Figure data in JSON:
==*==

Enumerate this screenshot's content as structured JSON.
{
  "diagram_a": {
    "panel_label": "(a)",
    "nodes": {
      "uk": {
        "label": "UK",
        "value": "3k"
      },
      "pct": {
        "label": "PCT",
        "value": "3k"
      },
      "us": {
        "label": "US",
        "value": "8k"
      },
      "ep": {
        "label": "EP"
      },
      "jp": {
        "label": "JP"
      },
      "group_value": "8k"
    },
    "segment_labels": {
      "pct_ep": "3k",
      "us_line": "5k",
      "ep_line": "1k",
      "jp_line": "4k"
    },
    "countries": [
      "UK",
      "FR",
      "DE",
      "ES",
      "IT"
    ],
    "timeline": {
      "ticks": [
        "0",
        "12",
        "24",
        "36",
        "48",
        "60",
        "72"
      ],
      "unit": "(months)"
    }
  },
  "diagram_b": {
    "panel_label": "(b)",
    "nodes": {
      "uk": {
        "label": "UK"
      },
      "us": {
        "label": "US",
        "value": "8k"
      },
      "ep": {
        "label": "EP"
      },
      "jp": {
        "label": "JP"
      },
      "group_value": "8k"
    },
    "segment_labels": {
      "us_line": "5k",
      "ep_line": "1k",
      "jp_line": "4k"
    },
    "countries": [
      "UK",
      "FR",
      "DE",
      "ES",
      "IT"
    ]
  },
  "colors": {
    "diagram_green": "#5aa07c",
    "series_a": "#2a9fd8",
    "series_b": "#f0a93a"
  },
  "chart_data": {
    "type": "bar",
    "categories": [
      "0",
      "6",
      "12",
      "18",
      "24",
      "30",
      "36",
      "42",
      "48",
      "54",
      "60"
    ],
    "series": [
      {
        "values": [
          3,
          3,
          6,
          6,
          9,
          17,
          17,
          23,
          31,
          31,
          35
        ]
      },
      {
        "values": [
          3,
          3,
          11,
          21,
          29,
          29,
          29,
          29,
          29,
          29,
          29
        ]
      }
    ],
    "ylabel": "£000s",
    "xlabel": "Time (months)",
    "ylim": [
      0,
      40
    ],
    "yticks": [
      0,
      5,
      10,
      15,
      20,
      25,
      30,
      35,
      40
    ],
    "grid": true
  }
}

==*==

▸ **To be done**: Print all of the data exactly as it was given.

▸ **Written response**:
Enumerate this screenshot's content as structured JSON.
{
  "diagram_a": {
    "panel_label": "(a)",
    "nodes": {
      "uk": {
        "label": "UK",
        "value": "3k"
      },
      "pct": {
        "label": "PCT",
        "value": "3k"
      },
      "us": {
        "label": "US",
        "value": "8k"
      },
      "ep": {
        "label": "EP"
      },
      "jp": {
        "label": "JP"
      },
      "group_value": "8k"
    },
    "segment_labels": {
      "pct_ep": "3k",
      "us_line": "5k",
      "ep_line": "1k",
      "jp_line": "4k"
    },
    "countries": [
      "UK",
      "FR",
      "DE",
      "ES",
      "IT"
    ],
    "timeline": {
      "ticks": [
        "0",
        "12",
        "24",
        "36",
        "48",
        "60",
        "72"
      ],
      "unit": "(months)"
    }
  },
  "diagram_b": {
    "panel_label": "(b)",
    "nodes": {
      "uk": {
        "label": "UK"
      },
      "us": {
        "label": "US",
        "value": "8k"
      },
      "ep": {
        "label": "EP"
      },
      "jp": {
        "label": "JP"
      },
      "group_value": "8k"
    },
    "segment_labels": {
      "us_line": "5k",
      "ep_line": "1k",
      "jp_line": "4k"
    },
    "countries": [
      "UK",
      "FR",
      "DE",
      "ES",
      "IT"
    ]
  },
  "colors": {
    "diagram_green": "#5aa07c",
    "series_a": "#2a9fd8",
    "series_b": "#f0a93a"
  },
  "chart_data": {
    "type": "bar",
    "categories": [
      "0",
      "6",
      "12",
      "18",
      "24",
      "30",
      "36",
      "42",
      "48",
      "54",
      "60"
    ],
    "series": [
      {
        "values": [
          3,
          3,
          6,
          6,
          9,
          17,
          17,
          23,
          31,
          31,
          35
        ]
      },
      {
        "values": [
          3,
          3,
          11,
          21,
          29,
          29,
          29,
          29,
          29,
          29,
          29
        ]
      }
    ],
    "ylabel": "£000s",
    "xlabel": "Time (months)",
    "ylim": [
      0,
      40
    ],
    "yticks": [
      0,
      5,
      10,
      15,
      20,
      25,
      30,
      35,
      40
    ],
    "grid": true
  }
}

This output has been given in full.